■ EXERCISE ■
Output each line exactly as it appears, skipping any embedded picture.
※
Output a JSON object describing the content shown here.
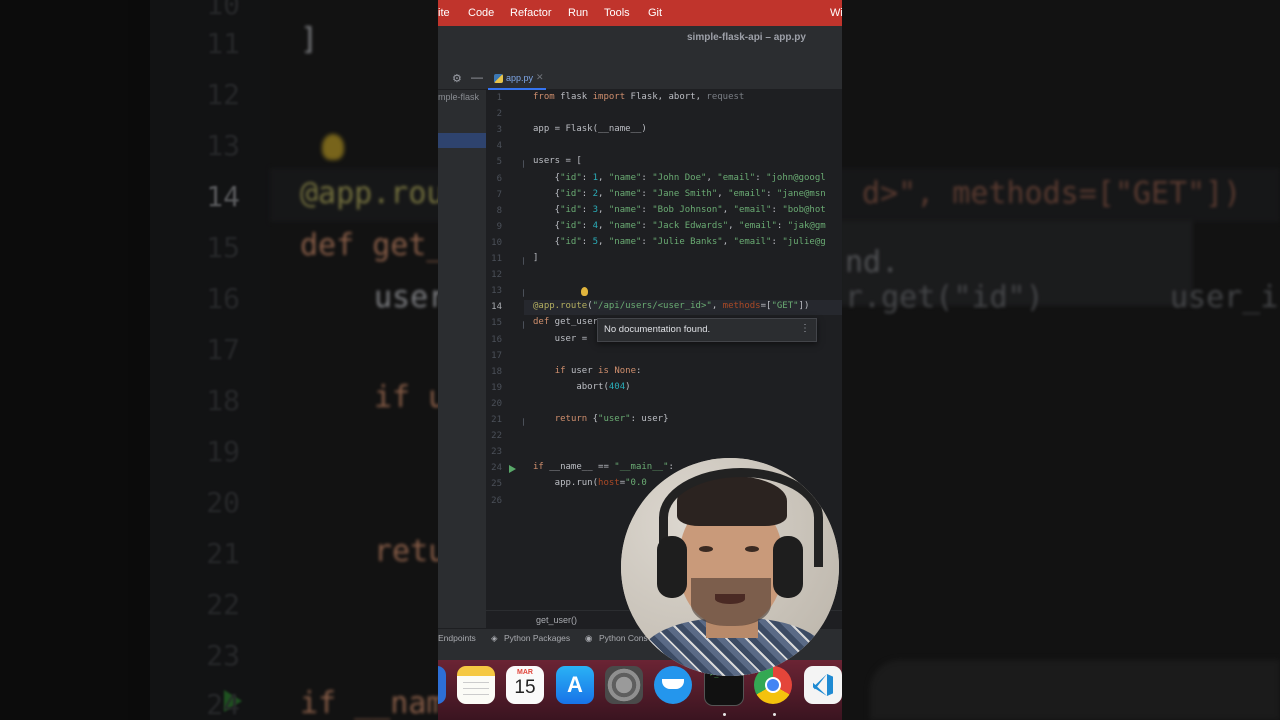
{
  "menubar": {
    "items": [
      "ite",
      "Code",
      "Refactor",
      "Run",
      "Tools",
      "Git",
      "Wi"
    ]
  },
  "window": {
    "title": "simple-flask-api – app.py"
  },
  "tabs": [
    {
      "label": "app.py",
      "active": true
    }
  ],
  "project": {
    "breadcrumb": "mple-flask"
  },
  "editor": {
    "current_line": 14,
    "line_numbers": [
      "1",
      "2",
      "3",
      "4",
      "5",
      "6",
      "7",
      "8",
      "9",
      "10",
      "11",
      "12",
      "13",
      "14",
      "15",
      "16",
      "17",
      "18",
      "19",
      "20",
      "21",
      "22",
      "23",
      "24",
      "25",
      "26"
    ],
    "lines": [
      "from flask import Flask, abort, request",
      "",
      "app = Flask(__name__)",
      "",
      "users = [",
      "    {\"id\": 1, \"name\": \"John Doe\", \"email\": \"john@googl",
      "    {\"id\": 2, \"name\": \"Jane Smith\", \"email\": \"jane@msn",
      "    {\"id\": 3, \"name\": \"Bob Johnson\", \"email\": \"bob@hot",
      "    {\"id\": 4, \"name\": \"Jack Edwards\", \"email\": \"jak@gm",
      "    {\"id\": 5, \"name\": \"Julie Banks\", \"email\": \"julie@g",
      "]",
      "",
      "",
      "@app.route(\"/api/users/<user_id>\", methods=[\"GET\"])",
      "def get_user",
      "    user = ",
      "",
      "    if user is None:",
      "        abort(404)",
      "",
      "    return {\"user\": user}",
      "",
      "",
      "if __name__ == \"__main__\":",
      "    app.run(host=\"0.0",
      ""
    ],
    "line16_tail": "user_i",
    "line25_tail": "ue)"
  },
  "doc_popup": {
    "text": "No documentation found."
  },
  "status": {
    "breadcrumb": "get_user()"
  },
  "toolwindows": [
    "Endpoints",
    "Python Packages",
    "Python Cons"
  ],
  "dock": {
    "calendar_month": "MAR",
    "calendar_day": "15",
    "apps": [
      "notes",
      "calendar",
      "app-store",
      "system-settings",
      "docker",
      "terminal",
      "chrome",
      "vscode"
    ]
  },
  "background_zoom": {
    "line_numbers": [
      "10",
      "11",
      "12",
      "13",
      "14",
      "15",
      "16",
      "17",
      "18",
      "19",
      "20",
      "21",
      "22",
      "23",
      "24"
    ],
    "fragments": [
      "]",
      "@app.rou",
      "d>\", methods=[\"GET\"])",
      "def get_",
      "nd.",
      "user",
      "r.get(\"id\")",
      "user_i",
      "if u",
      "retu",
      "if __nam"
    ]
  },
  "colors": {
    "menubar": "#c0342c",
    "editor_bg": "#1e1f22",
    "keyword": "#cf8e6d",
    "string": "#6aab73",
    "decorator": "#b3ae60",
    "number": "#2aacb8",
    "accent": "#3574f0"
  }
}
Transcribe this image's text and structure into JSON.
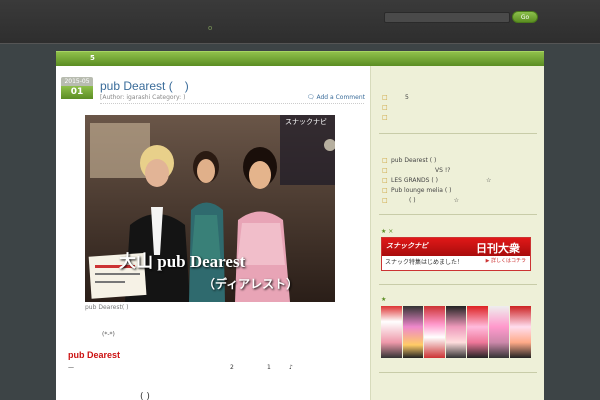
{
  "header": {
    "dot": "o",
    "search_placeholder": "",
    "search_button": "Go"
  },
  "nav": {
    "number": "5"
  },
  "post": {
    "date_top": "2015-05",
    "date_day": "01",
    "title": "pub Dearest (　)",
    "meta": "[Author: igarashi  Category:                )",
    "comment_link": "Add a Comment",
    "photo_overlay_tag": "スナックナビ",
    "photo_overlay_title": "大山 pub Dearest",
    "photo_overlay_sub": "（ディアレスト）",
    "caption": "pub Dearest(  )",
    "smile": "(*-*)",
    "red_heading": "pub Dearest",
    "body_line": {
      "dash": "—",
      "n1": "2",
      "n2": "1",
      "note": "♪"
    },
    "bottom_paren": "( )"
  },
  "sidebar": {
    "list1": [
      {
        "text": "5",
        "indent": true
      },
      {
        "text": ""
      },
      {
        "text": ""
      }
    ],
    "list2": [
      {
        "text": "pub Dearest (  )"
      },
      {
        "text": "VS    !?"
      },
      {
        "text": "LES GRANDS (  )",
        "tail": "☆"
      },
      {
        "text": "Pub lounge melia (  )"
      },
      {
        "text": "(   )",
        "tail": "☆"
      }
    ],
    "star1": "★  ×",
    "star2": "★",
    "banner": {
      "logo": "スナックナビ",
      "title": "日刊大衆",
      "bottom_text": "スナック特集はじめました！",
      "bottom_link": "▶ 詳しくはコチラ"
    },
    "colors": {
      "accent": "#5b8d23",
      "link": "#3a6c9a",
      "red": "#cc1111"
    }
  }
}
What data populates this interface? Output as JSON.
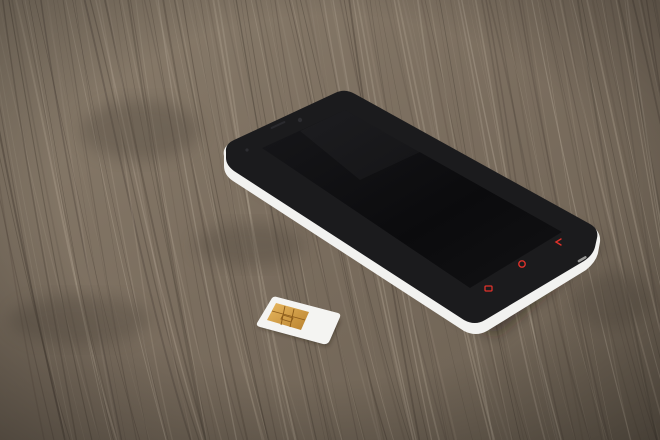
{
  "scene": {
    "description_free": true,
    "surface": {
      "material_icon": "wood-grain",
      "base_color": "#7a6d5e",
      "light_color": "#a89b8a",
      "dark_color": "#4e443a",
      "vignette_color": "#2e2720"
    },
    "phone": {
      "body_color": "#1b1b1d",
      "bezel_edge_color": "#f2f2f0",
      "screen_color": "#0d0d0f",
      "button_color": "#e0322b",
      "nav_buttons": [
        "menu-icon",
        "home-icon",
        "back-icon"
      ]
    },
    "sim_card": {
      "card_color": "#f4f4f2",
      "chip_color": "#d6a14a",
      "chip_line_color": "#8a5a1a"
    }
  }
}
※
■ TASK OUTPUT ■
Output a JSON object describing the content shown here.
{
  "menubar": {
    "items": [
      "ite",
      "Code",
      "Refactor",
      "Run",
      "Tools",
      "Git",
      "Wi"
    ]
  },
  "window": {
    "title": "simple-flask-api – app.py"
  },
  "tabs": [
    {
      "label": "app.py",
      "active": true
    }
  ],
  "project": {
    "breadcrumb": "mple-flask"
  },
  "editor": {
    "current_line": 14,
    "line_numbers": [
      "1",
      "2",
      "3",
      "4",
      "5",
      "6",
      "7",
      "8",
      "9",
      "10",
      "11",
      "12",
      "13",
      "14",
      "15",
      "16",
      "17",
      "18",
      "19",
      "20",
      "21",
      "22",
      "23",
      "24",
      "25",
      "26"
    ],
    "lines": [
      "from flask import Flask, abort, request",
      "",
      "app = Flask(__name__)",
      "",
      "users = [",
      "    {\"id\": 1, \"name\": \"John Doe\", \"email\": \"john@googl",
      "    {\"id\": 2, \"name\": \"Jane Smith\", \"email\": \"jane@msn",
      "    {\"id\": 3, \"name\": \"Bob Johnson\", \"email\": \"bob@hot",
      "    {\"id\": 4, \"name\": \"Jack Edwards\", \"email\": \"jak@gm",
      "    {\"id\": 5, \"name\": \"Julie Banks\", \"email\": \"julie@g",
      "]",
      "",
      "",
      "@app.route(\"/api/users/<user_id>\", methods=[\"GET\"])",
      "def get_user",
      "    user = ",
      "",
      "    if user is None:",
      "        abort(404)",
      "",
      "    return {\"user\": user}",
      "",
      "",
      "if __name__ == \"__main__\":",
      "    app.run(host=\"0.0",
      ""
    ],
    "line16_tail": "user_i",
    "line25_tail": "ue)"
  },
  "doc_popup": {
    "text": "No documentation found."
  },
  "status": {
    "breadcrumb": "get_user()"
  },
  "toolwindows": [
    "Endpoints",
    "Python Packages",
    "Python Cons"
  ],
  "dock": {
    "calendar_month": "MAR",
    "calendar_day": "15",
    "apps": [
      "notes",
      "calendar",
      "app-store",
      "system-settings",
      "docker",
      "terminal",
      "chrome",
      "vscode"
    ]
  },
  "background_zoom": {
    "line_numbers": [
      "10",
      "11",
      "12",
      "13",
      "14",
      "15",
      "16",
      "17",
      "18",
      "19",
      "20",
      "21",
      "22",
      "23",
      "24"
    ],
    "fragments": [
      "]",
      "@app.rou",
      "d>\", methods=[\"GET\"])",
      "def get_",
      "nd.",
      "user",
      "r.get(\"id\")",
      "user_i",
      "if u",
      "retu",
      "if __nam"
    ]
  },
  "colors": {
    "menubar": "#c0342c",
    "editor_bg": "#1e1f22",
    "keyword": "#cf8e6d",
    "string": "#6aab73",
    "decorator": "#b3ae60",
    "number": "#2aacb8",
    "accent": "#3574f0"
  }
}
Transcribe this image's text and structure into JSON.
{
  "header": {
    "dot": "o",
    "search_placeholder": "",
    "search_button": "Go"
  },
  "nav": {
    "number": "5"
  },
  "post": {
    "date_top": "2015-05",
    "date_day": "01",
    "title": "pub Dearest (　)",
    "meta": "[Author: igarashi  Category:                )",
    "comment_link": "Add a Comment",
    "photo_overlay_tag": "スナックナビ",
    "photo_overlay_title": "大山 pub Dearest",
    "photo_overlay_sub": "（ディアレスト）",
    "caption": "pub Dearest(  )",
    "smile": "(*-*)",
    "red_heading": "pub Dearest",
    "body_line": {
      "dash": "—",
      "n1": "2",
      "n2": "1",
      "note": "♪"
    },
    "bottom_paren": "( )"
  },
  "sidebar": {
    "list1": [
      {
        "text": "5",
        "indent": true
      },
      {
        "text": ""
      },
      {
        "text": ""
      }
    ],
    "list2": [
      {
        "text": "pub Dearest (  )"
      },
      {
        "text": "VS    !?"
      },
      {
        "text": "LES GRANDS (  )",
        "tail": "☆"
      },
      {
        "text": "Pub lounge melia (  )"
      },
      {
        "text": "(   )",
        "tail": "☆"
      }
    ],
    "star1": "★  ×",
    "star2": "★",
    "banner": {
      "logo": "スナックナビ",
      "title": "日刊大衆",
      "bottom_text": "スナック特集はじめました！",
      "bottom_link": "▶ 詳しくはコチラ"
    },
    "colors": {
      "accent": "#5b8d23",
      "link": "#3a6c9a",
      "red": "#cc1111"
    }
  }
}
What data populates this interface? Output as JSON.
{
  "scene": {
    "description_free": true,
    "surface": {
      "material_icon": "wood-grain",
      "base_color": "#7a6d5e",
      "light_color": "#a89b8a",
      "dark_color": "#4e443a",
      "vignette_color": "#2e2720"
    },
    "phone": {
      "body_color": "#1b1b1d",
      "bezel_edge_color": "#f2f2f0",
      "screen_color": "#0d0d0f",
      "button_color": "#e0322b",
      "nav_buttons": [
        "menu-icon",
        "home-icon",
        "back-icon"
      ]
    },
    "sim_card": {
      "card_color": "#f4f4f2",
      "chip_color": "#d6a14a",
      "chip_line_color": "#8a5a1a"
    }
  }
}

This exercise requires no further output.